### Aim
Exactly as they appear, output all of the entries.

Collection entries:
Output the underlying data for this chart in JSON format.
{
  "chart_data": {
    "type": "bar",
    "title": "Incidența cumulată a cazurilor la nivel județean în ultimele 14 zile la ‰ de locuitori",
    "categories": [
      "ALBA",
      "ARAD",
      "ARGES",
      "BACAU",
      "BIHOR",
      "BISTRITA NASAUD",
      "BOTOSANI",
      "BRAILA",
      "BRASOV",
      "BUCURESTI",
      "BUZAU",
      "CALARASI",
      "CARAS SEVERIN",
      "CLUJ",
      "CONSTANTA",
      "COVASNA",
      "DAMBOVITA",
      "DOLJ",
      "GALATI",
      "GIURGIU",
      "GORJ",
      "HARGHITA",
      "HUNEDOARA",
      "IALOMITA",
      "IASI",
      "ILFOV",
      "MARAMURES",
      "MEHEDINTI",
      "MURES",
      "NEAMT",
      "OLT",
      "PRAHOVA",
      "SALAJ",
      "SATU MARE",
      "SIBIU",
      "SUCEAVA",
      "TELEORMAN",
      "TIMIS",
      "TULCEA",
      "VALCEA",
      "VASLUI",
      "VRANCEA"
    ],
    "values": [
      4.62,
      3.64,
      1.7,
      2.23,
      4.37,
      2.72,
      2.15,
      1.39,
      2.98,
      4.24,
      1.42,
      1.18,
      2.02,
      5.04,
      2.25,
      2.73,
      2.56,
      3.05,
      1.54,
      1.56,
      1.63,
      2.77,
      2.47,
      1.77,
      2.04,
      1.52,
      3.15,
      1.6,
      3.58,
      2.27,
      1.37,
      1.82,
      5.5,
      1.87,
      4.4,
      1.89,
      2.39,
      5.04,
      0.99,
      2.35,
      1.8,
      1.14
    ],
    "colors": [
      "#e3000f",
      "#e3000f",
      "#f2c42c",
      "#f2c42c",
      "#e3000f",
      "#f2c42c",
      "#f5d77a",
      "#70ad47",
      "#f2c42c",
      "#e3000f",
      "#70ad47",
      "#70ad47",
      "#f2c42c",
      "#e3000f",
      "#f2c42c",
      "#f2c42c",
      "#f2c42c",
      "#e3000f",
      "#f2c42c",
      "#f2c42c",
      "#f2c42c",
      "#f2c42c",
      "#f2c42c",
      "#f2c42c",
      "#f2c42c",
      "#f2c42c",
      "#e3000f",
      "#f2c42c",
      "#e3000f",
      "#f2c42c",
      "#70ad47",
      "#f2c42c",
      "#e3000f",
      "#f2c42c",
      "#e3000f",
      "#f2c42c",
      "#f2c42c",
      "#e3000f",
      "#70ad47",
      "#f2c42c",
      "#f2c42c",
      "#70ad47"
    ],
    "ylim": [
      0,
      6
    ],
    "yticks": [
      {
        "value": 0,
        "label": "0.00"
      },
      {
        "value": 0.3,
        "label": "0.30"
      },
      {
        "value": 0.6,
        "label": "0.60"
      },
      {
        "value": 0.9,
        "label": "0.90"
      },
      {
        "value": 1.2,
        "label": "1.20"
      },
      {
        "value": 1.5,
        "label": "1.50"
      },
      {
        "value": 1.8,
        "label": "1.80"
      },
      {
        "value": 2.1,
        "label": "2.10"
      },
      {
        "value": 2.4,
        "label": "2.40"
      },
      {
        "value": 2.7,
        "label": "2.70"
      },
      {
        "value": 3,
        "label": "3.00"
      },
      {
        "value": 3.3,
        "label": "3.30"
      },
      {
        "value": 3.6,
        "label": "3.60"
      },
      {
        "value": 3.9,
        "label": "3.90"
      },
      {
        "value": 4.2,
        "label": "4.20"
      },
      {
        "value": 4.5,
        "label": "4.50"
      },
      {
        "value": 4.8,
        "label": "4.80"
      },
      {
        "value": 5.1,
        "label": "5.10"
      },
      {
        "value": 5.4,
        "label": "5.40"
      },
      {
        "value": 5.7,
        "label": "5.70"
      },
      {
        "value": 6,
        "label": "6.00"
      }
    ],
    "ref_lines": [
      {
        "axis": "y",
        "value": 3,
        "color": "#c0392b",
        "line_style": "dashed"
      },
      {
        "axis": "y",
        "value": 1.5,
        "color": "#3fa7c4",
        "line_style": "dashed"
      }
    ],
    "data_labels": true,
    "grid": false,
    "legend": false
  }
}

### Exercise output
Output the underlying data for this chart in JSON format.
{
  "chart_data": {
    "type": "bar",
    "title": "Incidența cumulată a cazurilor la nivel județean în ultimele 14 zile la ‰ de locuitori",
    "categories": [
      "ALBA",
      "ARAD",
      "ARGES",
      "BACAU",
      "BIHOR",
      "BISTRITA NASAUD",
      "BOTOSANI",
      "BRAILA",
      "BRASOV",
      "BUCURESTI",
      "BUZAU",
      "CALARASI",
      "CARAS SEVERIN",
      "CLUJ",
      "CONSTANTA",
      "COVASNA",
      "DAMBOVITA",
      "DOLJ",
      "GALATI",
      "GIURGIU",
      "GORJ",
      "HARGHITA",
      "HUNEDOARA",
      "IALOMITA",
      "IASI",
      "ILFOV",
      "MARAMURES",
      "MEHEDINTI",
      "MURES",
      "NEAMT",
      "OLT",
      "PRAHOVA",
      "SALAJ",
      "SATU MARE",
      "SIBIU",
      "SUCEAVA",
      "TELEORMAN",
      "TIMIS",
      "TULCEA",
      "VALCEA",
      "VASLUI",
      "VRANCEA"
    ],
    "values": [
      4.62,
      3.64,
      1.7,
      2.23,
      4.37,
      2.72,
      2.15,
      1.39,
      2.98,
      4.24,
      1.42,
      1.18,
      2.02,
      5.04,
      2.25,
      2.73,
      2.56,
      3.05,
      1.54,
      1.56,
      1.63,
      2.77,
      2.47,
      1.77,
      2.04,
      1.52,
      3.15,
      1.6,
      3.58,
      2.27,
      1.37,
      1.82,
      5.5,
      1.87,
      4.4,
      1.89,
      2.39,
      5.04,
      0.99,
      2.35,
      1.8,
      1.14
    ],
    "colors": [
      "#e3000f",
      "#e3000f",
      "#f2c42c",
      "#f2c42c",
      "#e3000f",
      "#f2c42c",
      "#f5d77a",
      "#70ad47",
      "#f2c42c",
      "#e3000f",
      "#70ad47",
      "#70ad47",
      "#f2c42c",
      "#e3000f",
      "#f2c42c",
      "#f2c42c",
      "#f2c42c",
      "#e3000f",
      "#f2c42c",
      "#f2c42c",
      "#f2c42c",
      "#f2c42c",
      "#f2c42c",
      "#f2c42c",
      "#f2c42c",
      "#f2c42c",
      "#e3000f",
      "#f2c42c",
      "#e3000f",
      "#f2c42c",
      "#70ad47",
      "#f2c42c",
      "#e3000f",
      "#f2c42c",
      "#e3000f",
      "#f2c42c",
      "#f2c42c",
      "#e3000f",
      "#70ad47",
      "#f2c42c",
      "#f2c42c",
      "#70ad47"
    ],
    "ylim": [
      0,
      6
    ],
    "yticks": [
      {
        "value": 0,
        "label": "0.00"
      },
      {
        "value": 0.3,
        "label": "0.30"
      },
      {
        "value": 0.6,
        "label": "0.60"
      },
      {
        "value": 0.9,
        "label": "0.90"
      },
      {
        "value": 1.2,
        "label": "1.20"
      },
      {
        "value": 1.5,
        "label": "1.50"
      },
      {
        "value": 1.8,
        "label": "1.80"
      },
      {
        "value": 2.1,
        "label": "2.10"
      },
      {
        "value": 2.4,
        "label": "2.40"
      },
      {
        "value": 2.7,
        "label": "2.70"
      },
      {
        "value": 3,
        "label": "3.00"
      },
      {
        "value": 3.3,
        "label": "3.30"
      },
      {
        "value": 3.6,
        "label": "3.60"
      },
      {
        "value": 3.9,
        "label": "3.90"
      },
      {
        "value": 4.2,
        "label": "4.20"
      },
      {
        "value": 4.5,
        "label": "4.50"
      },
      {
        "value": 4.8,
        "label": "4.80"
      },
      {
        "value": 5.1,
        "label": "5.10"
      },
      {
        "value": 5.4,
        "label": "5.40"
      },
      {
        "value": 5.7,
        "label": "5.70"
      },
      {
        "value": 6,
        "label": "6.00"
      }
    ],
    "ref_lines": [
      {
        "axis": "y",
        "value": 3,
        "color": "#c0392b",
        "line_style": "dashed"
      },
      {
        "axis": "y",
        "value": 1.5,
        "color": "#3fa7c4",
        "line_style": "dashed"
      }
    ],
    "data_labels": true,
    "grid": false,
    "legend": false
  }
}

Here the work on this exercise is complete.